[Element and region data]
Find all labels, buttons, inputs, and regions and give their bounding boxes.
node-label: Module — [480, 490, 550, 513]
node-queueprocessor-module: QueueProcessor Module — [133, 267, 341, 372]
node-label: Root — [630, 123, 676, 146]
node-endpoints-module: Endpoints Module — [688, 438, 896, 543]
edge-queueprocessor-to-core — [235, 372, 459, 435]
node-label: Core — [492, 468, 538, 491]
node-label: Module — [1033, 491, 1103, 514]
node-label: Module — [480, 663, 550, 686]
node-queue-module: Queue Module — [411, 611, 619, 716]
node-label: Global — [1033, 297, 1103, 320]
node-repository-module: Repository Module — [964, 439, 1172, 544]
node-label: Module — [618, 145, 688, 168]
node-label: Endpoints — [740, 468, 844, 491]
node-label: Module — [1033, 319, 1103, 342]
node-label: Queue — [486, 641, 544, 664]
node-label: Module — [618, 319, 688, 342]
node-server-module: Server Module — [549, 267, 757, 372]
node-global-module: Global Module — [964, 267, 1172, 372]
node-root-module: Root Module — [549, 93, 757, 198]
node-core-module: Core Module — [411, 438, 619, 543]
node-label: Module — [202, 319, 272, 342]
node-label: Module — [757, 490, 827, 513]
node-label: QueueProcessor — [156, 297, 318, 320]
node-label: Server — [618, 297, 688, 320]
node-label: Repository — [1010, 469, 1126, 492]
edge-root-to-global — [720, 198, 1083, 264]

Requirements
Reproduce the items character for character, starting at the first line and ending with the line that contains "node-endpoints-module: Endpoints Module", with both of those lines included.

Response for this exercise
Find all labels, buttons, inputs, and regions and give their bounding boxes.
node-label: Module — [480, 490, 550, 513]
node-queueprocessor-module: QueueProcessor Module — [133, 267, 341, 372]
node-label: Root — [630, 123, 676, 146]
node-endpoints-module: Endpoints Module — [688, 438, 896, 543]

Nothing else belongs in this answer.